■ **Exercise prompt**: Give the data below again, word for word.

==========

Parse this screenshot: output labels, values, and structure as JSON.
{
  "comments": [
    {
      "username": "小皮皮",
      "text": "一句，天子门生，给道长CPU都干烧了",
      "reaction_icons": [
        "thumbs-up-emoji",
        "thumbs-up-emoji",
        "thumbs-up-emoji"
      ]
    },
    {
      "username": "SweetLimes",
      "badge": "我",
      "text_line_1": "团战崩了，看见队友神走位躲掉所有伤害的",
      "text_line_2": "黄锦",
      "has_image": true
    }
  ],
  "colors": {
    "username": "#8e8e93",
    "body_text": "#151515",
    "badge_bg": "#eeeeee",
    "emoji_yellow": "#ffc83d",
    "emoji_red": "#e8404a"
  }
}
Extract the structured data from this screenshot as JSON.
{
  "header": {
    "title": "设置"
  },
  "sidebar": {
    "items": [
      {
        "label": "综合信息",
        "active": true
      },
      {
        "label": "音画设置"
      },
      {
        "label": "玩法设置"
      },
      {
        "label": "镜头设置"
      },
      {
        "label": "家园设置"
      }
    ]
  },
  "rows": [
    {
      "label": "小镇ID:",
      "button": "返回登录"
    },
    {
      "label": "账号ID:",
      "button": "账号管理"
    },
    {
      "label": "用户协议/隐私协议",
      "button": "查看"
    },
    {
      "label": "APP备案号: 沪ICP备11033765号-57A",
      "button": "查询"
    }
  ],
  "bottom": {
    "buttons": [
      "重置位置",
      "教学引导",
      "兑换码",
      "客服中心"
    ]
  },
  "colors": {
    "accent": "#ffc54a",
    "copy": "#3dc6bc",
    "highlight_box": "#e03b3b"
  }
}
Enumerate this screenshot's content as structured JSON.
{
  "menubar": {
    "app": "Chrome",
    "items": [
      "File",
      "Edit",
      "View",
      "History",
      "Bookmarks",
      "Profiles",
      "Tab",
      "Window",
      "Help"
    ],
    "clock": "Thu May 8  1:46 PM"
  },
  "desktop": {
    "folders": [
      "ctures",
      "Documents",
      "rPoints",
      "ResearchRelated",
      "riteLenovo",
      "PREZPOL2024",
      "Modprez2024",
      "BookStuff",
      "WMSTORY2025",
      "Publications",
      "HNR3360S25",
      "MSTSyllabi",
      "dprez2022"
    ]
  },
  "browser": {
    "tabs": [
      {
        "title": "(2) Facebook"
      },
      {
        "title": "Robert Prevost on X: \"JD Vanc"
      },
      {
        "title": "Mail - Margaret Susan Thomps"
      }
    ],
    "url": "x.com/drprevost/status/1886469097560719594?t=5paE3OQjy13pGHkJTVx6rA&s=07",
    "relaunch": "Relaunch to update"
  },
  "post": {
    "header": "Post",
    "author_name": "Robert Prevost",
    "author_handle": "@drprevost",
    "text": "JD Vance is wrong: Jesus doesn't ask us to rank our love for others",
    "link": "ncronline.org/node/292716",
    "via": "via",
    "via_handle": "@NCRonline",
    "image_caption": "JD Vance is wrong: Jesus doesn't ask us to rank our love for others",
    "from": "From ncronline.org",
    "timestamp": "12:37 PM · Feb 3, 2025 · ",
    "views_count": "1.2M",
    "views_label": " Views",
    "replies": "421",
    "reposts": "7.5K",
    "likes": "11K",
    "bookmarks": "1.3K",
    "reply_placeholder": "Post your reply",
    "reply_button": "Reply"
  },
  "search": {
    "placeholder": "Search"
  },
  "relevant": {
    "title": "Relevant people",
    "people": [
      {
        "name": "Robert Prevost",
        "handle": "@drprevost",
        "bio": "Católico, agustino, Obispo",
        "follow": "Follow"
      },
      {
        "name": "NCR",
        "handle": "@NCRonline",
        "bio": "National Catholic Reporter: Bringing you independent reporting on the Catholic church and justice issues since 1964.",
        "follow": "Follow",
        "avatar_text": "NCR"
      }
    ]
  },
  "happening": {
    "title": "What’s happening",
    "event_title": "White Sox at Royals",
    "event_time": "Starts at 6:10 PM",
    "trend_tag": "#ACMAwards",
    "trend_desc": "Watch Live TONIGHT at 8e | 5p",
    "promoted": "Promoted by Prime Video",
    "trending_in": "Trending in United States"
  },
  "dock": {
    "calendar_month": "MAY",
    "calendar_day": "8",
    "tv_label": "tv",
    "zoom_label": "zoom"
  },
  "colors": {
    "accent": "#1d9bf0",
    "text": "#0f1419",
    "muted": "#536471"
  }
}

==========

■ **Completed task**:
Parse this screenshot: output labels, values, and structure as JSON.
{
  "comments": [
    {
      "username": "小皮皮",
      "text": "一句，天子门生，给道长CPU都干烧了",
      "reaction_icons": [
        "thumbs-up-emoji",
        "thumbs-up-emoji",
        "thumbs-up-emoji"
      ]
    },
    {
      "username": "SweetLimes",
      "badge": "我",
      "text_line_1": "团战崩了，看见队友神走位躲掉所有伤害的",
      "text_line_2": "黄锦",
      "has_image": true
    }
  ],
  "colors": {
    "username": "#8e8e93",
    "body_text": "#151515",
    "badge_bg": "#eeeeee",
    "emoji_yellow": "#ffc83d",
    "emoji_red": "#e8404a"
  }
}
Extract the structured data from this screenshot as JSON.
{
  "header": {
    "title": "设置"
  },
  "sidebar": {
    "items": [
      {
        "label": "综合信息",
        "active": true
      },
      {
        "label": "音画设置"
      },
      {
        "label": "玩法设置"
      },
      {
        "label": "镜头设置"
      },
      {
        "label": "家园设置"
      }
    ]
  },
  "rows": [
    {
      "label": "小镇ID:",
      "button": "返回登录"
    },
    {
      "label": "账号ID:",
      "button": "账号管理"
    },
    {
      "label": "用户协议/隐私协议",
      "button": "查看"
    },
    {
      "label": "APP备案号: 沪ICP备11033765号-57A",
      "button": "查询"
    }
  ],
  "bottom": {
    "buttons": [
      "重置位置",
      "教学引导",
      "兑换码",
      "客服中心"
    ]
  },
  "colors": {
    "accent": "#ffc54a",
    "copy": "#3dc6bc",
    "highlight_box": "#e03b3b"
  }
}
Enumerate this screenshot's content as structured JSON.
{
  "menubar": {
    "app": "Chrome",
    "items": [
      "File",
      "Edit",
      "View",
      "History",
      "Bookmarks",
      "Profiles",
      "Tab",
      "Window",
      "Help"
    ],
    "clock": "Thu May 8  1:46 PM"
  },
  "desktop": {
    "folders": [
      "ctures",
      "Documents",
      "rPoints",
      "ResearchRelated",
      "riteLenovo",
      "PREZPOL2024",
      "Modprez2024",
      "BookStuff",
      "WMSTORY2025",
      "Publications",
      "HNR3360S25",
      "MSTSyllabi",
      "dprez2022"
    ]
  },
  "browser": {
    "tabs": [
      {
        "title": "(2) Facebook"
      },
      {
        "title": "Robert Prevost on X: \"JD Vanc"
      },
      {
        "title": "Mail - Margaret Susan Thomps"
      }
    ],
    "url": "x.com/drprevost/status/1886469097560719594?t=5paE3OQjy13pGHkJTVx6rA&s=07",
    "relaunch": "Relaunch to update"
  },
  "post": {
    "header": "Post",
    "author_name": "Robert Prevost",
    "author_handle": "@drprevost",
    "text": "JD Vance is wrong: Jesus doesn't ask us to rank our love for others",
    "link": "ncronline.org/node/292716",
    "via": "via",
    "via_handle": "@NCRonline",
    "image_caption": "JD Vance is wrong: Jesus doesn't ask us to rank our love for others",
    "from": "From ncronline.org",
    "timestamp": "12:37 PM · Feb 3, 2025 · ",
    "views_count": "1.2M",
    "views_label": " Views",
    "replies": "421",
    "reposts": "7.5K",
    "likes": "11K",
    "bookmarks": "1.3K",
    "reply_placeholder": "Post your reply",
    "reply_button": "Reply"
  },
  "search": {
    "placeholder": "Search"
  },
  "relevant": {
    "title": "Relevant people",
    "people": [
      {
        "name": "Robert Prevost",
        "handle": "@drprevost",
        "bio": "Católico, agustino, Obispo",
        "follow": "Follow"
      },
      {
        "name": "NCR",
        "handle": "@NCRonline",
        "bio": "National Catholic Reporter: Bringing you independent reporting on the Catholic church and justice issues since 1964.",
        "follow": "Follow",
        "avatar_text": "NCR"
      }
    ]
  },
  "happening": {
    "title": "What’s happening",
    "event_title": "White Sox at Royals",
    "event_time": "Starts at 6:10 PM",
    "trend_tag": "#ACMAwards",
    "trend_desc": "Watch Live TONIGHT at 8e | 5p",
    "promoted": "Promoted by Prime Video",
    "trending_in": "Trending in United States"
  },
  "dock": {
    "calendar_month": "MAY",
    "calendar_day": "8",
    "tv_label": "tv",
    "zoom_label": "zoom"
  },
  "colors": {
    "accent": "#1d9bf0",
    "text": "#0f1419",
    "muted": "#536471"
  }
}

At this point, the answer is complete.